▶ _Directions_
Send back all the data below, exactly as given.

═════ Input records ═════

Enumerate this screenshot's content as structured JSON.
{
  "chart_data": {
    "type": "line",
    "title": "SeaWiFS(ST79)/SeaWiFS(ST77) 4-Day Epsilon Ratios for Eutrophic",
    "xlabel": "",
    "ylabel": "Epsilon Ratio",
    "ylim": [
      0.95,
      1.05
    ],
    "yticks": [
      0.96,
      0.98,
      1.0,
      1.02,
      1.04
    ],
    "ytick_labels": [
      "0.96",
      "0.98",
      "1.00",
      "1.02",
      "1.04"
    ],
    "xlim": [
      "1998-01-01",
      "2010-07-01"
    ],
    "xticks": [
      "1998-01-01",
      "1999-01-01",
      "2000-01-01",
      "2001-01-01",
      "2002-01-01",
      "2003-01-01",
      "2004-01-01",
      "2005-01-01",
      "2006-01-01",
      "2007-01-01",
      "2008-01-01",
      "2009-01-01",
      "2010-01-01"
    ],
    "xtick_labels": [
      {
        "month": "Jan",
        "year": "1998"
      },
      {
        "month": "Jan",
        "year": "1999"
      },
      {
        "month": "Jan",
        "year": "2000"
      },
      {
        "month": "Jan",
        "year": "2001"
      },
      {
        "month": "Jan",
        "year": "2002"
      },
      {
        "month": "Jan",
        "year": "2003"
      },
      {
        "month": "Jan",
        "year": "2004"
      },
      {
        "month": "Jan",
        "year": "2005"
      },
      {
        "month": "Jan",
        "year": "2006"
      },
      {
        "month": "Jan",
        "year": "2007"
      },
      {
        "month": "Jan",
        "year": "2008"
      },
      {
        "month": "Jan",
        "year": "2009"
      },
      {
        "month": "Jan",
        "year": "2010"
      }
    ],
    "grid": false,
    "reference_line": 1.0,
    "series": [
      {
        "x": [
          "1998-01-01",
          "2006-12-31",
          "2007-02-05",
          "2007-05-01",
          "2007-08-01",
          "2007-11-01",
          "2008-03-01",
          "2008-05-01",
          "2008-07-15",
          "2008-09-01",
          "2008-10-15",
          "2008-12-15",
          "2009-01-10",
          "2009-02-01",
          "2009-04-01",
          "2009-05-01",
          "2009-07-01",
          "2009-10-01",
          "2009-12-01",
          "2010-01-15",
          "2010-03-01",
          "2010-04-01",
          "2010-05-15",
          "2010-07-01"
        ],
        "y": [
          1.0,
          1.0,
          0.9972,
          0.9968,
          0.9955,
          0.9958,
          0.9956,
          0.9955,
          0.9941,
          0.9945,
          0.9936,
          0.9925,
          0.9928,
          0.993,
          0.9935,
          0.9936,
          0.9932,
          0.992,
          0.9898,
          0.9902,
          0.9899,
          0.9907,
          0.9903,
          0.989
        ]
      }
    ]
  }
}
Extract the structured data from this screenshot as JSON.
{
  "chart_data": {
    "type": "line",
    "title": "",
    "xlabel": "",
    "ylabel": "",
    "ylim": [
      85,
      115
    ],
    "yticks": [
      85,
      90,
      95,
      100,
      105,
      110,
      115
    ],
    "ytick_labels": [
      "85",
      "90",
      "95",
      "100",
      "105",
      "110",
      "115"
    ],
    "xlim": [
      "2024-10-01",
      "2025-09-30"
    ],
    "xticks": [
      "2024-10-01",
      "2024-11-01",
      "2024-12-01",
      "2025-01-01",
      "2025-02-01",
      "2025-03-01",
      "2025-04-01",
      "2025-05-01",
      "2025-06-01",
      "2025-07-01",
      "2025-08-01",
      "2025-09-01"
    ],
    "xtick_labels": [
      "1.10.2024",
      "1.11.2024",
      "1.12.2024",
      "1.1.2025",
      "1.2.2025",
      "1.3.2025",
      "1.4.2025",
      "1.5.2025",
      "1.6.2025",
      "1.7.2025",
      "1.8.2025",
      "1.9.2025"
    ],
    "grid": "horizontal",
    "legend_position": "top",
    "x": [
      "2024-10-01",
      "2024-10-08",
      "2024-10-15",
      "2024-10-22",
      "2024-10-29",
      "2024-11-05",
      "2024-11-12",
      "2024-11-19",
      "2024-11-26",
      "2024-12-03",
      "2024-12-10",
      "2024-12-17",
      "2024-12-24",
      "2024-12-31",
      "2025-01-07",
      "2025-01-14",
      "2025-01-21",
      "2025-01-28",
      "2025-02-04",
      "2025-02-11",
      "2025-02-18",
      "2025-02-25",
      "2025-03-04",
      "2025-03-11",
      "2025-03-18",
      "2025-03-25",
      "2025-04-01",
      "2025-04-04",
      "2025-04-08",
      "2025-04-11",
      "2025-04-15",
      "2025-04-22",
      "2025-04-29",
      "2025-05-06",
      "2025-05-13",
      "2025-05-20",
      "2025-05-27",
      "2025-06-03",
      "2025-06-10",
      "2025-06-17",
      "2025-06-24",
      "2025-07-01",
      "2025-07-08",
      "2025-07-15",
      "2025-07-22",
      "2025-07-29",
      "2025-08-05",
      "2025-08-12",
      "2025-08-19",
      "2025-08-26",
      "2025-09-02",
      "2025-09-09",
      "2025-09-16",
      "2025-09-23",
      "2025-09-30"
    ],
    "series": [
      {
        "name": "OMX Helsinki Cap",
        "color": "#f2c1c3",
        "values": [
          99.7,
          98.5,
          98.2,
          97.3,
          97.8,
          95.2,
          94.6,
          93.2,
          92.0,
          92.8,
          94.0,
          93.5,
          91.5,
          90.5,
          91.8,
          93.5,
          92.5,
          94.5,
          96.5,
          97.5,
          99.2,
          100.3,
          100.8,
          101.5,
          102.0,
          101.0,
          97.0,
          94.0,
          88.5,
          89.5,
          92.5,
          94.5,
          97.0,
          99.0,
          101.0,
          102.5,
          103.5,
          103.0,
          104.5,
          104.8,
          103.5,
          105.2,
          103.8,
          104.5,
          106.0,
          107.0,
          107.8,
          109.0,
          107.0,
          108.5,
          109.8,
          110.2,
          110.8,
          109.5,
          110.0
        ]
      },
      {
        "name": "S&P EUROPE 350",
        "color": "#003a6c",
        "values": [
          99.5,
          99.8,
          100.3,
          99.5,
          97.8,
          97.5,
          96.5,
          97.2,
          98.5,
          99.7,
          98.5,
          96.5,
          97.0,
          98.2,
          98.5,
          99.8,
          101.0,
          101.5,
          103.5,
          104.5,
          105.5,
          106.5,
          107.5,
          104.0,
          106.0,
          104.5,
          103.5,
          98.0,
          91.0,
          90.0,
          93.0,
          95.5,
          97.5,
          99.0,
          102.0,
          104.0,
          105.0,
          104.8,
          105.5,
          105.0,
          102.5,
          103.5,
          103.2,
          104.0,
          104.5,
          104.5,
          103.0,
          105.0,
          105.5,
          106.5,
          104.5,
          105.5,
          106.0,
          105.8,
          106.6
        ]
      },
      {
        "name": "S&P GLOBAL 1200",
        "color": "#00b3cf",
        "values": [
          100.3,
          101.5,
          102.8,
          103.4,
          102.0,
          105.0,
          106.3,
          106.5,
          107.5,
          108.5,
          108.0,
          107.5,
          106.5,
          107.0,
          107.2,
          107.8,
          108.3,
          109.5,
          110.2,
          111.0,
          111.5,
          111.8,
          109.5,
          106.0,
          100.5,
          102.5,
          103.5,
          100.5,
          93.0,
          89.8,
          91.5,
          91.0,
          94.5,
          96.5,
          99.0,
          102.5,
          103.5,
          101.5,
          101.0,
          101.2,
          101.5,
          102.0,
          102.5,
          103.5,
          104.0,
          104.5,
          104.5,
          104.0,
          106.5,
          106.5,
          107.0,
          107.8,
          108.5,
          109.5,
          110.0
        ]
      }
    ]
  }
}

═════

▶ _Solution_
Enumerate this screenshot's content as structured JSON.
{
  "chart_data": {
    "type": "line",
    "title": "SeaWiFS(ST79)/SeaWiFS(ST77) 4-Day Epsilon Ratios for Eutrophic",
    "xlabel": "",
    "ylabel": "Epsilon Ratio",
    "ylim": [
      0.95,
      1.05
    ],
    "yticks": [
      0.96,
      0.98,
      1.0,
      1.02,
      1.04
    ],
    "ytick_labels": [
      "0.96",
      "0.98",
      "1.00",
      "1.02",
      "1.04"
    ],
    "xlim": [
      "1998-01-01",
      "2010-07-01"
    ],
    "xticks": [
      "1998-01-01",
      "1999-01-01",
      "2000-01-01",
      "2001-01-01",
      "2002-01-01",
      "2003-01-01",
      "2004-01-01",
      "2005-01-01",
      "2006-01-01",
      "2007-01-01",
      "2008-01-01",
      "2009-01-01",
      "2010-01-01"
    ],
    "xtick_labels": [
      {
        "month": "Jan",
        "year": "1998"
      },
      {
        "month": "Jan",
        "year": "1999"
      },
      {
        "month": "Jan",
        "year": "2000"
      },
      {
        "month": "Jan",
        "year": "2001"
      },
      {
        "month": "Jan",
        "year": "2002"
      },
      {
        "month": "Jan",
        "year": "2003"
      },
      {
        "month": "Jan",
        "year": "2004"
      },
      {
        "month": "Jan",
        "year": "2005"
      },
      {
        "month": "Jan",
        "year": "2006"
      },
      {
        "month": "Jan",
        "year": "2007"
      },
      {
        "month": "Jan",
        "year": "2008"
      },
      {
        "month": "Jan",
        "year": "2009"
      },
      {
        "month": "Jan",
        "year": "2010"
      }
    ],
    "grid": false,
    "reference_line": 1.0,
    "series": [
      {
        "x": [
          "1998-01-01",
          "2006-12-31",
          "2007-02-05",
          "2007-05-01",
          "2007-08-01",
          "2007-11-01",
          "2008-03-01",
          "2008-05-01",
          "2008-07-15",
          "2008-09-01",
          "2008-10-15",
          "2008-12-15",
          "2009-01-10",
          "2009-02-01",
          "2009-04-01",
          "2009-05-01",
          "2009-07-01",
          "2009-10-01",
          "2009-12-01",
          "2010-01-15",
          "2010-03-01",
          "2010-04-01",
          "2010-05-15",
          "2010-07-01"
        ],
        "y": [
          1.0,
          1.0,
          0.9972,
          0.9968,
          0.9955,
          0.9958,
          0.9956,
          0.9955,
          0.9941,
          0.9945,
          0.9936,
          0.9925,
          0.9928,
          0.993,
          0.9935,
          0.9936,
          0.9932,
          0.992,
          0.9898,
          0.9902,
          0.9899,
          0.9907,
          0.9903,
          0.989
        ]
      }
    ]
  }
}
Extract the structured data from this screenshot as JSON.
{
  "chart_data": {
    "type": "line",
    "title": "",
    "xlabel": "",
    "ylabel": "",
    "ylim": [
      85,
      115
    ],
    "yticks": [
      85,
      90,
      95,
      100,
      105,
      110,
      115
    ],
    "ytick_labels": [
      "85",
      "90",
      "95",
      "100",
      "105",
      "110",
      "115"
    ],
    "xlim": [
      "2024-10-01",
      "2025-09-30"
    ],
    "xticks": [
      "2024-10-01",
      "2024-11-01",
      "2024-12-01",
      "2025-01-01",
      "2025-02-01",
      "2025-03-01",
      "2025-04-01",
      "2025-05-01",
      "2025-06-01",
      "2025-07-01",
      "2025-08-01",
      "2025-09-01"
    ],
    "xtick_labels": [
      "1.10.2024",
      "1.11.2024",
      "1.12.2024",
      "1.1.2025",
      "1.2.2025",
      "1.3.2025",
      "1.4.2025",
      "1.5.2025",
      "1.6.2025",
      "1.7.2025",
      "1.8.2025",
      "1.9.2025"
    ],
    "grid": "horizontal",
    "legend_position": "top",
    "x": [
      "2024-10-01",
      "2024-10-08",
      "2024-10-15",
      "2024-10-22",
      "2024-10-29",
      "2024-11-05",
      "2024-11-12",
      "2024-11-19",
      "2024-11-26",
      "2024-12-03",
      "2024-12-10",
      "2024-12-17",
      "2024-12-24",
      "2024-12-31",
      "2025-01-07",
      "2025-01-14",
      "2025-01-21",
      "2025-01-28",
      "2025-02-04",
      "2025-02-11",
      "2025-02-18",
      "2025-02-25",
      "2025-03-04",
      "2025-03-11",
      "2025-03-18",
      "2025-03-25",
      "2025-04-01",
      "2025-04-04",
      "2025-04-08",
      "2025-04-11",
      "2025-04-15",
      "2025-04-22",
      "2025-04-29",
      "2025-05-06",
      "2025-05-13",
      "2025-05-20",
      "2025-05-27",
      "2025-06-03",
      "2025-06-10",
      "2025-06-17",
      "2025-06-24",
      "2025-07-01",
      "2025-07-08",
      "2025-07-15",
      "2025-07-22",
      "2025-07-29",
      "2025-08-05",
      "2025-08-12",
      "2025-08-19",
      "2025-08-26",
      "2025-09-02",
      "2025-09-09",
      "2025-09-16",
      "2025-09-23",
      "2025-09-30"
    ],
    "series": [
      {
        "name": "OMX Helsinki Cap",
        "color": "#f2c1c3",
        "values": [
          99.7,
          98.5,
          98.2,
          97.3,
          97.8,
          95.2,
          94.6,
          93.2,
          92.0,
          92.8,
          94.0,
          93.5,
          91.5,
          90.5,
          91.8,
          93.5,
          92.5,
          94.5,
          96.5,
          97.5,
          99.2,
          100.3,
          100.8,
          101.5,
          102.0,
          101.0,
          97.0,
          94.0,
          88.5,
          89.5,
          92.5,
          94.5,
          97.0,
          99.0,
          101.0,
          102.5,
          103.5,
          103.0,
          104.5,
          104.8,
          103.5,
          105.2,
          103.8,
          104.5,
          106.0,
          107.0,
          107.8,
          109.0,
          107.0,
          108.5,
          109.8,
          110.2,
          110.8,
          109.5,
          110.0
        ]
      },
      {
        "name": "S&P EUROPE 350",
        "color": "#003a6c",
        "values": [
          99.5,
          99.8,
          100.3,
          99.5,
          97.8,
          97.5,
          96.5,
          97.2,
          98.5,
          99.7,
          98.5,
          96.5,
          97.0,
          98.2,
          98.5,
          99.8,
          101.0,
          101.5,
          103.5,
          104.5,
          105.5,
          106.5,
          107.5,
          104.0,
          106.0,
          104.5,
          103.5,
          98.0,
          91.0,
          90.0,
          93.0,
          95.5,
          97.5,
          99.0,
          102.0,
          104.0,
          105.0,
          104.8,
          105.5,
          105.0,
          102.5,
          103.5,
          103.2,
          104.0,
          104.5,
          104.5,
          103.0,
          105.0,
          105.5,
          106.5,
          104.5,
          105.5,
          106.0,
          105.8,
          106.6
        ]
      },
      {
        "name": "S&P GLOBAL 1200",
        "color": "#00b3cf",
        "values": [
          100.3,
          101.5,
          102.8,
          103.4,
          102.0,
          105.0,
          106.3,
          106.5,
          107.5,
          108.5,
          108.0,
          107.5,
          106.5,
          107.0,
          107.2,
          107.8,
          108.3,
          109.5,
          110.2,
          111.0,
          111.5,
          111.8,
          109.5,
          106.0,
          100.5,
          102.5,
          103.5,
          100.5,
          93.0,
          89.8,
          91.5,
          91.0,
          94.5,
          96.5,
          99.0,
          102.5,
          103.5,
          101.5,
          101.0,
          101.2,
          101.5,
          102.0,
          102.5,
          103.5,
          104.0,
          104.5,
          104.5,
          104.0,
          106.5,
          106.5,
          107.0,
          107.8,
          108.5,
          109.5,
          110.0
        ]
      }
    ]
  }
}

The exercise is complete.